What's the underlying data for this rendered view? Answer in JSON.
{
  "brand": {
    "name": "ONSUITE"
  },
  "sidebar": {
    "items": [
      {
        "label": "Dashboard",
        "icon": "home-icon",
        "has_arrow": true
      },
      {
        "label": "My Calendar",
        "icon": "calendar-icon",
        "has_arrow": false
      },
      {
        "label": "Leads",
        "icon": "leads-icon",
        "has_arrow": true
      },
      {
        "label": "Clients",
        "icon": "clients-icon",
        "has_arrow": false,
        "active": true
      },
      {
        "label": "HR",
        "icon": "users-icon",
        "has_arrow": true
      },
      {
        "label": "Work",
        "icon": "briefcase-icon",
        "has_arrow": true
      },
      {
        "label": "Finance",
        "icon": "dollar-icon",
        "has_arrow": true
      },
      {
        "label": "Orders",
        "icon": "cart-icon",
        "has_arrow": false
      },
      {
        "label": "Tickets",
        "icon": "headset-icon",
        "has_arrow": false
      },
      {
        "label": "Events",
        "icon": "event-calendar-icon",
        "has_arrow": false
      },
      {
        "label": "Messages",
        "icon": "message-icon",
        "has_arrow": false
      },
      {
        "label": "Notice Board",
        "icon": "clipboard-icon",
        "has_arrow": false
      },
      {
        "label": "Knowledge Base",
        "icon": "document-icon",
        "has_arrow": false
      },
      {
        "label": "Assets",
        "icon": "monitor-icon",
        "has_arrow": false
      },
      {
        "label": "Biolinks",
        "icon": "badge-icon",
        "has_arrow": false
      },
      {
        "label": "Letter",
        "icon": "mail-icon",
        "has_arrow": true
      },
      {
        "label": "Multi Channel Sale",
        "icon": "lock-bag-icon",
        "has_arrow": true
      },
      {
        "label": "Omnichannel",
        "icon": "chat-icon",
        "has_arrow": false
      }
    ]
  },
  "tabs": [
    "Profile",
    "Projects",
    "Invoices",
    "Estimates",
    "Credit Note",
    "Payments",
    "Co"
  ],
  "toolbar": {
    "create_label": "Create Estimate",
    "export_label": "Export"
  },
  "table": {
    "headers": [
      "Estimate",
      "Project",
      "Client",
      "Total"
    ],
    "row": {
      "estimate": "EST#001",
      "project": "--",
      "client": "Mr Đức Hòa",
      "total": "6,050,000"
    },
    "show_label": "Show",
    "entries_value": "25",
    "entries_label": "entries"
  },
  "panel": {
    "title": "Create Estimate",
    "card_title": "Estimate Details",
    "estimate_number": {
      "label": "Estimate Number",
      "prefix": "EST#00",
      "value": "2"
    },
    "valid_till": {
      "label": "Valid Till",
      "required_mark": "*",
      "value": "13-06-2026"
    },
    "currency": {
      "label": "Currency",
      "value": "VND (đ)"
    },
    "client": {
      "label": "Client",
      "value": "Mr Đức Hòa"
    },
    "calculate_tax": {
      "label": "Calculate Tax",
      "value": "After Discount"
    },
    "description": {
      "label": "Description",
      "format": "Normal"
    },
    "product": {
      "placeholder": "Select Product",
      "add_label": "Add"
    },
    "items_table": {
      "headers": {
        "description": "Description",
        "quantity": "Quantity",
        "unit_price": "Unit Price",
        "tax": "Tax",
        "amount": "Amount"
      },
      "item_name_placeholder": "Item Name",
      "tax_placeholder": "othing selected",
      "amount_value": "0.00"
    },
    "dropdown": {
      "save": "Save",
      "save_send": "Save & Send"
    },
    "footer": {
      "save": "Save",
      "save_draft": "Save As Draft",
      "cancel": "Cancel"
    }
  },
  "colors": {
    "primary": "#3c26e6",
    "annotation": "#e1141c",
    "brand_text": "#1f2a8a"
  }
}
#####
INSTRUCTIONS TO FOLLOW — Set out the complete listing exactly as shown.

ANSWER TO THIS PROBLEM —
What's the underlying data for this rendered view? Answer in JSON.
{
  "brand": {
    "name": "ONSUITE"
  },
  "sidebar": {
    "items": [
      {
        "label": "Dashboard",
        "icon": "home-icon",
        "has_arrow": true
      },
      {
        "label": "My Calendar",
        "icon": "calendar-icon",
        "has_arrow": false
      },
      {
        "label": "Leads",
        "icon": "leads-icon",
        "has_arrow": true
      },
      {
        "label": "Clients",
        "icon": "clients-icon",
        "has_arrow": false,
        "active": true
      },
      {
        "label": "HR",
        "icon": "users-icon",
        "has_arrow": true
      },
      {
        "label": "Work",
        "icon": "briefcase-icon",
        "has_arrow": true
      },
      {
        "label": "Finance",
        "icon": "dollar-icon",
        "has_arrow": true
      },
      {
        "label": "Orders",
        "icon": "cart-icon",
        "has_arrow": false
      },
      {
        "label": "Tickets",
        "icon": "headset-icon",
        "has_arrow": false
      },
      {
        "label": "Events",
        "icon": "event-calendar-icon",
        "has_arrow": false
      },
      {
        "label": "Messages",
        "icon": "message-icon",
        "has_arrow": false
      },
      {
        "label": "Notice Board",
        "icon": "clipboard-icon",
        "has_arrow": false
      },
      {
        "label": "Knowledge Base",
        "icon": "document-icon",
        "has_arrow": false
      },
      {
        "label": "Assets",
        "icon": "monitor-icon",
        "has_arrow": false
      },
      {
        "label": "Biolinks",
        "icon": "badge-icon",
        "has_arrow": false
      },
      {
        "label": "Letter",
        "icon": "mail-icon",
        "has_arrow": true
      },
      {
        "label": "Multi Channel Sale",
        "icon": "lock-bag-icon",
        "has_arrow": true
      },
      {
        "label": "Omnichannel",
        "icon": "chat-icon",
        "has_arrow": false
      }
    ]
  },
  "tabs": [
    "Profile",
    "Projects",
    "Invoices",
    "Estimates",
    "Credit Note",
    "Payments",
    "Co"
  ],
  "toolbar": {
    "create_label": "Create Estimate",
    "export_label": "Export"
  },
  "table": {
    "headers": [
      "Estimate",
      "Project",
      "Client",
      "Total"
    ],
    "row": {
      "estimate": "EST#001",
      "project": "--",
      "client": "Mr Đức Hòa",
      "total": "6,050,000"
    },
    "show_label": "Show",
    "entries_value": "25",
    "entries_label": "entries"
  },
  "panel": {
    "title": "Create Estimate",
    "card_title": "Estimate Details",
    "estimate_number": {
      "label": "Estimate Number",
      "prefix": "EST#00",
      "value": "2"
    },
    "valid_till": {
      "label": "Valid Till",
      "required_mark": "*",
      "value": "13-06-2026"
    },
    "currency": {
      "label": "Currency",
      "value": "VND (đ)"
    },
    "client": {
      "label": "Client",
      "value": "Mr Đức Hòa"
    },
    "calculate_tax": {
      "label": "Calculate Tax",
      "value": "After Discount"
    },
    "description": {
      "label": "Description",
      "format": "Normal"
    },
    "product": {
      "placeholder": "Select Product",
      "add_label": "Add"
    },
    "items_table": {
      "headers": {
        "description": "Description",
        "quantity": "Quantity",
        "unit_price": "Unit Price",
        "tax": "Tax",
        "amount": "Amount"
      },
      "item_name_placeholder": "Item Name",
      "tax_placeholder": "othing selected",
      "amount_value": "0.00"
    },
    "dropdown": {
      "save": "Save",
      "save_send": "Save & Send"
    },
    "footer": {
      "save": "Save",
      "save_draft": "Save As Draft",
      "cancel": "Cancel"
    }
  },
  "colors": {
    "primary": "#3c26e6",
    "annotation": "#e1141c",
    "brand_text": "#1f2a8a"
  }
}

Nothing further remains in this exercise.